<<<<

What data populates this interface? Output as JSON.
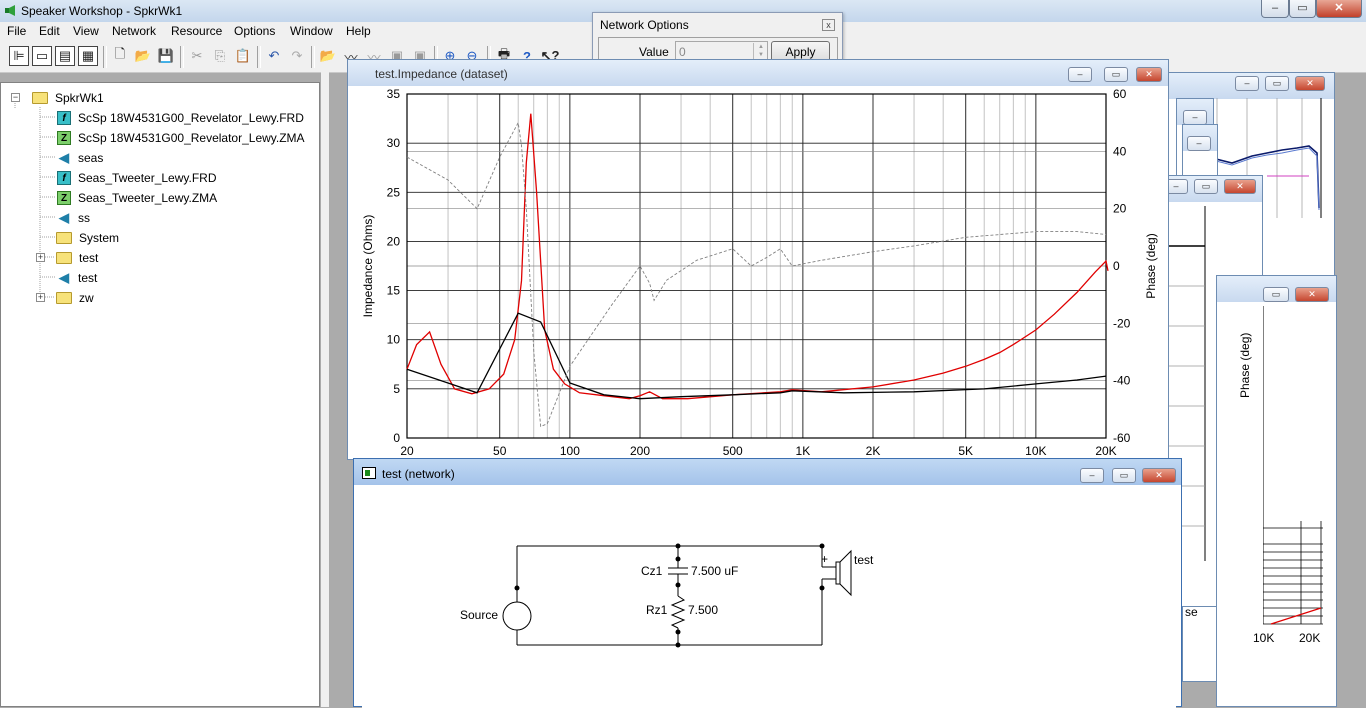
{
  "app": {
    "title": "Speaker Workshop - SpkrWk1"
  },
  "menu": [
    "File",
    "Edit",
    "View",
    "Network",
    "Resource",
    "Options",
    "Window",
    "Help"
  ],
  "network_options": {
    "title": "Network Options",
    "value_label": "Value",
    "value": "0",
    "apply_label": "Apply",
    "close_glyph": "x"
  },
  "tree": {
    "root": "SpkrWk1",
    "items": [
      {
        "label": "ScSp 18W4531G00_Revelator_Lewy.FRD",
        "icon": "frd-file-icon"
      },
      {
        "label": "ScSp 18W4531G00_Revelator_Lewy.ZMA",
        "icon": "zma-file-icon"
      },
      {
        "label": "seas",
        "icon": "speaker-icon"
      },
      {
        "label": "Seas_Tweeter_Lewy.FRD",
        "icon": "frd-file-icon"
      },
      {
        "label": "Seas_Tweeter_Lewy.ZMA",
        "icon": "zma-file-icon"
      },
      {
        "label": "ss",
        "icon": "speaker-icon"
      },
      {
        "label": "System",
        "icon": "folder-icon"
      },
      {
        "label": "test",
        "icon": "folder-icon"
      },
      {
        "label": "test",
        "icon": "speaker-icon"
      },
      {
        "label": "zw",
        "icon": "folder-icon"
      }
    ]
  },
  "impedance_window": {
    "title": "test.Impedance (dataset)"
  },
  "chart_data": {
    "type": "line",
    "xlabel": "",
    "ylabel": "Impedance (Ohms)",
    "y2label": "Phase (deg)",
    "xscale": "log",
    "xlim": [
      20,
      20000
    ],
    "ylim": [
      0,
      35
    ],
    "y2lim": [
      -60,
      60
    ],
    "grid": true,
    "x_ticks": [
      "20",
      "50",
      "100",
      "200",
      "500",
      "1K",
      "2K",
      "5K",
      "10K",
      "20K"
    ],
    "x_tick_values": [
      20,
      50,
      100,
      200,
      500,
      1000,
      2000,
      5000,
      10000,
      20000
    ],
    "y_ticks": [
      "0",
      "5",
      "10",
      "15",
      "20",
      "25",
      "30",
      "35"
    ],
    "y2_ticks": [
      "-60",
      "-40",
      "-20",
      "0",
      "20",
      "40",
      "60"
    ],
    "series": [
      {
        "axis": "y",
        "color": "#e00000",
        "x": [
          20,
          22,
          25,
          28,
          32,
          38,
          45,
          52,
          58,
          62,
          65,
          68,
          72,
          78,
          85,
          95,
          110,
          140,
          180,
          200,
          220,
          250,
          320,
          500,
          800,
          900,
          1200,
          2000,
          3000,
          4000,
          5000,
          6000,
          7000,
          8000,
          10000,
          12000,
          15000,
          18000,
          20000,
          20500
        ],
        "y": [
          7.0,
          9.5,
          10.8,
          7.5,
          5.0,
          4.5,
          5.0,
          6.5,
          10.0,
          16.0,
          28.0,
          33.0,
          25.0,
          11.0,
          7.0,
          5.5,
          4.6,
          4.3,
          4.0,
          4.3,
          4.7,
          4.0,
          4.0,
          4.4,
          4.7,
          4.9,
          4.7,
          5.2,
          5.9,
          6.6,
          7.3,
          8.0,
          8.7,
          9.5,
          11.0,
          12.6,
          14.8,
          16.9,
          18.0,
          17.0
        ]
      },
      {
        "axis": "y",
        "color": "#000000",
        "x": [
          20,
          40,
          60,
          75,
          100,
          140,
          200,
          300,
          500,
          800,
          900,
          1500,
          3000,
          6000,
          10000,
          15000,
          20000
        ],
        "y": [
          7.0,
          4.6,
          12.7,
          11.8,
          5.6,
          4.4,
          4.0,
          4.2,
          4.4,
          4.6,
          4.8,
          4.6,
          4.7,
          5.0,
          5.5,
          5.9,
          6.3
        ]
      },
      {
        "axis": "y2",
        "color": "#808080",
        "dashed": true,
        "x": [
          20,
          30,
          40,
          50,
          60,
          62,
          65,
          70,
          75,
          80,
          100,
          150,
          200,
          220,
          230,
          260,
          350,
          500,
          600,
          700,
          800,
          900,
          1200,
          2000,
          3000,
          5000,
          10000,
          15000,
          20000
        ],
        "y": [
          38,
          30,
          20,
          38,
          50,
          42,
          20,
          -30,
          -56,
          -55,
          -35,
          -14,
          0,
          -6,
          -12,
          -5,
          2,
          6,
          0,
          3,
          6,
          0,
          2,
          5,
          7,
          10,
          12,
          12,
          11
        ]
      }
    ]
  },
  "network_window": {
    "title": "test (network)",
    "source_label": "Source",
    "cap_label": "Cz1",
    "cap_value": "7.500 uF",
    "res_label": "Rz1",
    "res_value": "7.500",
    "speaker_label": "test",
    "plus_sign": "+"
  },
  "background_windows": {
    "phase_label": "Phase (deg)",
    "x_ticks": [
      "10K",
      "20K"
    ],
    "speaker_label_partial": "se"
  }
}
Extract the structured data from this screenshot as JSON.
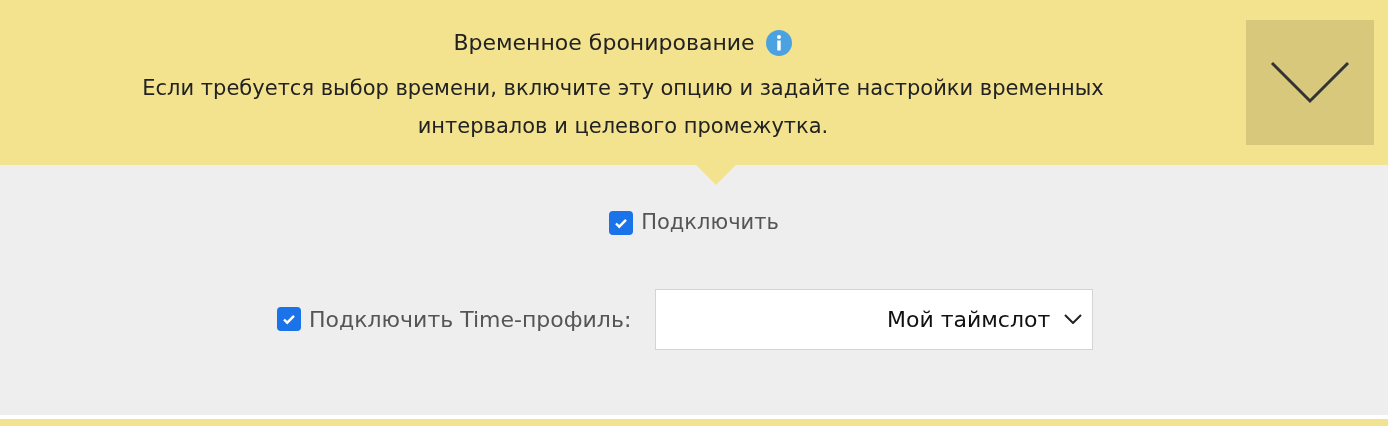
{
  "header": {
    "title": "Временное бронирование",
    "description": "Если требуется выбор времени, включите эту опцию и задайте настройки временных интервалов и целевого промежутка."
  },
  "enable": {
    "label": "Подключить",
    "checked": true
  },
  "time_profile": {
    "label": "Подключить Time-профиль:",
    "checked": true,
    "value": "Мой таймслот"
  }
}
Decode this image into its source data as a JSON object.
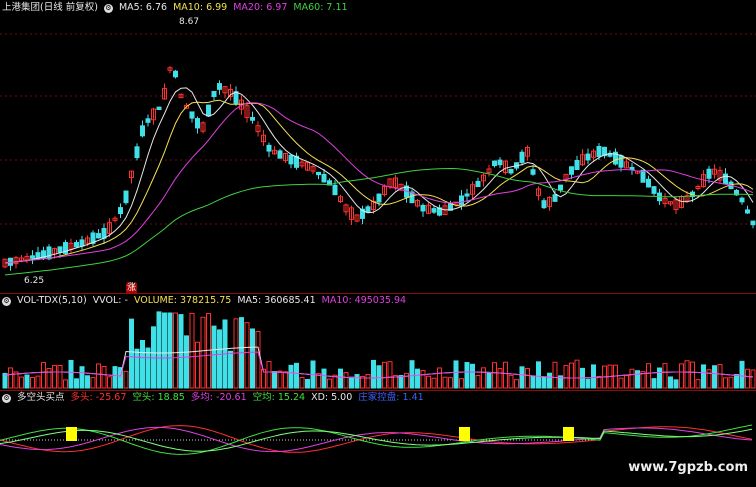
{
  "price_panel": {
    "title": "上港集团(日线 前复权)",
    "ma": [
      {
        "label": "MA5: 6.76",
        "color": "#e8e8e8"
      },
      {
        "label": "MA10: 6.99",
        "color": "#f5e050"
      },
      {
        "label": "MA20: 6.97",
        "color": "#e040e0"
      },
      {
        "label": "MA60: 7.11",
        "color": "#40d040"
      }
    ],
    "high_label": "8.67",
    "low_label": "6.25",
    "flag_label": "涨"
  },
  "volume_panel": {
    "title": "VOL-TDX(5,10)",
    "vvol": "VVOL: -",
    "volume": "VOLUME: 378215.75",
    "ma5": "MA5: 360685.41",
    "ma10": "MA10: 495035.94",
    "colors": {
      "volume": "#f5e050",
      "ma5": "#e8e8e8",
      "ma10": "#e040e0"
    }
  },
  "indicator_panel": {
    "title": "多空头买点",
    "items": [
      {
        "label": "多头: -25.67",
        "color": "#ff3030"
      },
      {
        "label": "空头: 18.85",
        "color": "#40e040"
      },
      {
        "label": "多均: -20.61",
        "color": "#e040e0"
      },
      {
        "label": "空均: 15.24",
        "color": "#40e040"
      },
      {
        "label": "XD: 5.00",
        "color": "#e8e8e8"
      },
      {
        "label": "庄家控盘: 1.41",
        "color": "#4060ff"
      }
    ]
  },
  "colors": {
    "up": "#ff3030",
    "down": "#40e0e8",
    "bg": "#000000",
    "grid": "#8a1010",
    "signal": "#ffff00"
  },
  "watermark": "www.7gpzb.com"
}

>>>>

== Problem to work on ==
Collect the lines that hold "Phase".

== Reply ==
    "y2label": "Phase (deg)",
    "phase_label": "Phase (deg)",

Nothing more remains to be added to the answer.